**EXERCISE DIRECTIONS**
Would you retype all of these records exactly?

** begin RECORDS TO USE **

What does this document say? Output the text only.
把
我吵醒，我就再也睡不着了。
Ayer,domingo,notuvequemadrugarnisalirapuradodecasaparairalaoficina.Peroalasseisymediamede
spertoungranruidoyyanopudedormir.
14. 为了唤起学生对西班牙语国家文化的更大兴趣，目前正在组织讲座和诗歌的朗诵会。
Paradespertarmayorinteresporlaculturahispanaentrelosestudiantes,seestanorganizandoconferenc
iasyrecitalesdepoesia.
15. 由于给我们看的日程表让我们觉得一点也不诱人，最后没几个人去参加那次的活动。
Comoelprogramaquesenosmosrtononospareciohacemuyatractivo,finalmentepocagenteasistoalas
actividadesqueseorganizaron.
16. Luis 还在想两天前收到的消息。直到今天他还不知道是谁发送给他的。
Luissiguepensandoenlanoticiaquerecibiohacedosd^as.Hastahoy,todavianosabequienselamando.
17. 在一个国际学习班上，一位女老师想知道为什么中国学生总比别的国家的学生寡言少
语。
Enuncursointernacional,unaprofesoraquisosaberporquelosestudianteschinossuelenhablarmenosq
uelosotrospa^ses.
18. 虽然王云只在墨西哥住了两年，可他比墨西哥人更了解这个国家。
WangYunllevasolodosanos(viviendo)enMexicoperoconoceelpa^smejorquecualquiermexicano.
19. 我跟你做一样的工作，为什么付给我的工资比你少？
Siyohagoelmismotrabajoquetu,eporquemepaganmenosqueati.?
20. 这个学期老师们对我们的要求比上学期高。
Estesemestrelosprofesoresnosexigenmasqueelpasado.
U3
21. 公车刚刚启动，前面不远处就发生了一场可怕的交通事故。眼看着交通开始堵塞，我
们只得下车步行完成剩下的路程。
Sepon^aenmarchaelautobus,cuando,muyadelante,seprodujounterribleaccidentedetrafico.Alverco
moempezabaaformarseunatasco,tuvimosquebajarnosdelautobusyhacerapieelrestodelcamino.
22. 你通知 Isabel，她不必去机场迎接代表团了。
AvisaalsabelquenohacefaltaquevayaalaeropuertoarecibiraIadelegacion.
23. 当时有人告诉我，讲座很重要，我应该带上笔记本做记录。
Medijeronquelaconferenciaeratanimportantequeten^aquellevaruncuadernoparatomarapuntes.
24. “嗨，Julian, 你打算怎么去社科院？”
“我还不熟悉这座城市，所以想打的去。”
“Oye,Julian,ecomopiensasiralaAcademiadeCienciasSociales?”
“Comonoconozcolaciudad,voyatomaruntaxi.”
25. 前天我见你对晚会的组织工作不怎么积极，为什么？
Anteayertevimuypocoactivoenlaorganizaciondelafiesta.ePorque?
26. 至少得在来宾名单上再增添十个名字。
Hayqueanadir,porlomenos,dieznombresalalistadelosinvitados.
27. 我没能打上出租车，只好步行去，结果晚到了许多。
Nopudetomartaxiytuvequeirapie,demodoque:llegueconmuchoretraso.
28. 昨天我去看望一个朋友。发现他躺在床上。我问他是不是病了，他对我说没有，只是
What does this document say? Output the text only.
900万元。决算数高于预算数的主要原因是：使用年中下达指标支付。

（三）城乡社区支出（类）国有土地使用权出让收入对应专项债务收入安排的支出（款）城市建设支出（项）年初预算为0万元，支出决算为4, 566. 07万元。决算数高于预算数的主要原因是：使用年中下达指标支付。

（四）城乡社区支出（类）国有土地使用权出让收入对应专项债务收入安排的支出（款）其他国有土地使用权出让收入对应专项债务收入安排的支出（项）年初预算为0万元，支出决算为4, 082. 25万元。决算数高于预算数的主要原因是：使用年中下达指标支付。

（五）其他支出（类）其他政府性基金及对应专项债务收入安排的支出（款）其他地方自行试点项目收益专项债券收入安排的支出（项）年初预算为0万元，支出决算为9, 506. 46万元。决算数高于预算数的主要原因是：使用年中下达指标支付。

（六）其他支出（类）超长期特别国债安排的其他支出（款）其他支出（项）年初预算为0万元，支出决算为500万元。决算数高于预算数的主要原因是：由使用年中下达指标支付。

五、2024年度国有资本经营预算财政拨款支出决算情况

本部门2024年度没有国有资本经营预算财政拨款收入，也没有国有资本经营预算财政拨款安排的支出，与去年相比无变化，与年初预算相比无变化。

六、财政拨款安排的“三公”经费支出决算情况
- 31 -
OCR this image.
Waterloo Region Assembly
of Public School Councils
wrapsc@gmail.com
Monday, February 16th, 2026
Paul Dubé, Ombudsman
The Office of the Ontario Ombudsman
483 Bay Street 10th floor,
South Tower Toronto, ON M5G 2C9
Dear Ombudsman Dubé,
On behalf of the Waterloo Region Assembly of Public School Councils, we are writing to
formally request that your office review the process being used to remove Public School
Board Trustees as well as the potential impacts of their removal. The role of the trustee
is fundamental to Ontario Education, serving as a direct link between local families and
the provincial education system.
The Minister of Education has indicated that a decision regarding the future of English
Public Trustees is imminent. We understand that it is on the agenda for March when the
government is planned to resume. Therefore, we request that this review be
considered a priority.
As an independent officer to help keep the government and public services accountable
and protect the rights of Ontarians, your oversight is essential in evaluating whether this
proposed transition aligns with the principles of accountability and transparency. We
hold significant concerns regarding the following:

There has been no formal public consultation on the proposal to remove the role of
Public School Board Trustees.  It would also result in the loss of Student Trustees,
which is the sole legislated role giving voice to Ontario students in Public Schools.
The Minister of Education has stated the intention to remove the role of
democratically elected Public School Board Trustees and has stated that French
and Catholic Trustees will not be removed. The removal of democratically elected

** end RECORDS TO USE **

**OUTPUT OF THE TASK**
What does this document say? Output the text only.
把
我吵醒，我就再也睡不着了。
Ayer,domingo,notuvequemadrugarnisalirapuradodecasaparairalaoficina.Peroalasseisymediamede
spertoungranruidoyyanopudedormir.
14. 为了唤起学生对西班牙语国家文化的更大兴趣，目前正在组织讲座和诗歌的朗诵会。
Paradespertarmayorinteresporlaculturahispanaentrelosestudiantes,seestanorganizandoconferenc
iasyrecitalesdepoesia.
15. 由于给我们看的日程表让我们觉得一点也不诱人，最后没几个人去参加那次的活动。
Comoelprogramaquesenosmosrtononospareciohacemuyatractivo,finalmentepocagenteasistoalas
actividadesqueseorganizaron.
16. Luis 还在想两天前收到的消息。直到今天他还不知道是谁发送给他的。
Luissiguepensandoenlanoticiaquerecibiohacedosd^as.Hastahoy,todavianosabequienselamando.
17. 在一个国际学习班上，一位女老师想知道为什么中国学生总比别的国家的学生寡言少
语。
Enuncursointernacional,unaprofesoraquisosaberporquelosestudianteschinossuelenhablarmenosq
uelosotrospa^ses.
18. 虽然王云只在墨西哥住了两年，可他比墨西哥人更了解这个国家。
WangYunllevasolodosanos(viviendo)enMexicoperoconoceelpa^smejorquecualquiermexicano.
19. 我跟你做一样的工作，为什么付给我的工资比你少？
Siyohagoelmismotrabajoquetu,eporquemepaganmenosqueati.?
20. 这个学期老师们对我们的要求比上学期高。
Estesemestrelosprofesoresnosexigenmasqueelpasado.
U3
21. 公车刚刚启动，前面不远处就发生了一场可怕的交通事故。眼看着交通开始堵塞，我
们只得下车步行完成剩下的路程。
Sepon^aenmarchaelautobus,cuando,muyadelante,seprodujounterribleaccidentedetrafico.Alverco
moempezabaaformarseunatasco,tuvimosquebajarnosdelautobusyhacerapieelrestodelcamino.
22. 你通知 Isabel，她不必去机场迎接代表团了。
AvisaalsabelquenohacefaltaquevayaalaeropuertoarecibiraIadelegacion.
23. 当时有人告诉我，讲座很重要，我应该带上笔记本做记录。
Medijeronquelaconferenciaeratanimportantequeten^aquellevaruncuadernoparatomarapuntes.
24. “嗨，Julian, 你打算怎么去社科院？”
“我还不熟悉这座城市，所以想打的去。”
“Oye,Julian,ecomopiensasiralaAcademiadeCienciasSociales?”
“Comonoconozcolaciudad,voyatomaruntaxi.”
25. 前天我见你对晚会的组织工作不怎么积极，为什么？
Anteayertevimuypocoactivoenlaorganizaciondelafiesta.ePorque?
26. 至少得在来宾名单上再增添十个名字。
Hayqueanadir,porlomenos,dieznombresalalistadelosinvitados.
27. 我没能打上出租车，只好步行去，结果晚到了许多。
Nopudetomartaxiytuvequeirapie,demodoque:llegueconmuchoretraso.
28. 昨天我去看望一个朋友。发现他躺在床上。我问他是不是病了，他对我说没有，只是
What does this document say? Output the text only.
900万元。决算数高于预算数的主要原因是：使用年中下达指标支付。

（三）城乡社区支出（类）国有土地使用权出让收入对应专项债务收入安排的支出（款）城市建设支出（项）年初预算为0万元，支出决算为4, 566. 07万元。决算数高于预算数的主要原因是：使用年中下达指标支付。

（四）城乡社区支出（类）国有土地使用权出让收入对应专项债务收入安排的支出（款）其他国有土地使用权出让收入对应专项债务收入安排的支出（项）年初预算为0万元，支出决算为4, 082. 25万元。决算数高于预算数的主要原因是：使用年中下达指标支付。

（五）其他支出（类）其他政府性基金及对应专项债务收入安排的支出（款）其他地方自行试点项目收益专项债券收入安排的支出（项）年初预算为0万元，支出决算为9, 506. 46万元。决算数高于预算数的主要原因是：使用年中下达指标支付。

（六）其他支出（类）超长期特别国债安排的其他支出（款）其他支出（项）年初预算为0万元，支出决算为500万元。决算数高于预算数的主要原因是：由使用年中下达指标支付。

五、2024年度国有资本经营预算财政拨款支出决算情况

本部门2024年度没有国有资本经营预算财政拨款收入，也没有国有资本经营预算财政拨款安排的支出，与去年相比无变化，与年初预算相比无变化。

六、财政拨款安排的“三公”经费支出决算情况
- 31 -
OCR this image.
Waterloo Region Assembly
of Public School Councils
wrapsc@gmail.com
Monday, February 16th, 2026
Paul Dubé, Ombudsman
The Office of the Ontario Ombudsman
483 Bay Street 10th floor,
South Tower Toronto, ON M5G 2C9
Dear Ombudsman Dubé,
On behalf of the Waterloo Region Assembly of Public School Councils, we are writing to
formally request that your office review the process being used to remove Public School
Board Trustees as well as the potential impacts of their removal. The role of the trustee
is fundamental to Ontario Education, serving as a direct link between local families and
the provincial education system.
The Minister of Education has indicated that a decision regarding the future of English
Public Trustees is imminent. We understand that it is on the agenda for March when the
government is planned to resume. Therefore, we request that this review be
considered a priority.
As an independent officer to help keep the government and public services accountable
and protect the rights of Ontarians, your oversight is essential in evaluating whether this
proposed transition aligns with the principles of accountability and transparency. We
hold significant concerns regarding the following:

There has been no formal public consultation on the proposal to remove the role of
Public School Board Trustees.  It would also result in the loss of Student Trustees,
which is the sole legislated role giving voice to Ontario students in Public Schools.
The Minister of Education has stated the intention to remove the role of
democratically elected Public School Board Trustees and has stated that French
and Catholic Trustees will not be removed. The removal of democratically elected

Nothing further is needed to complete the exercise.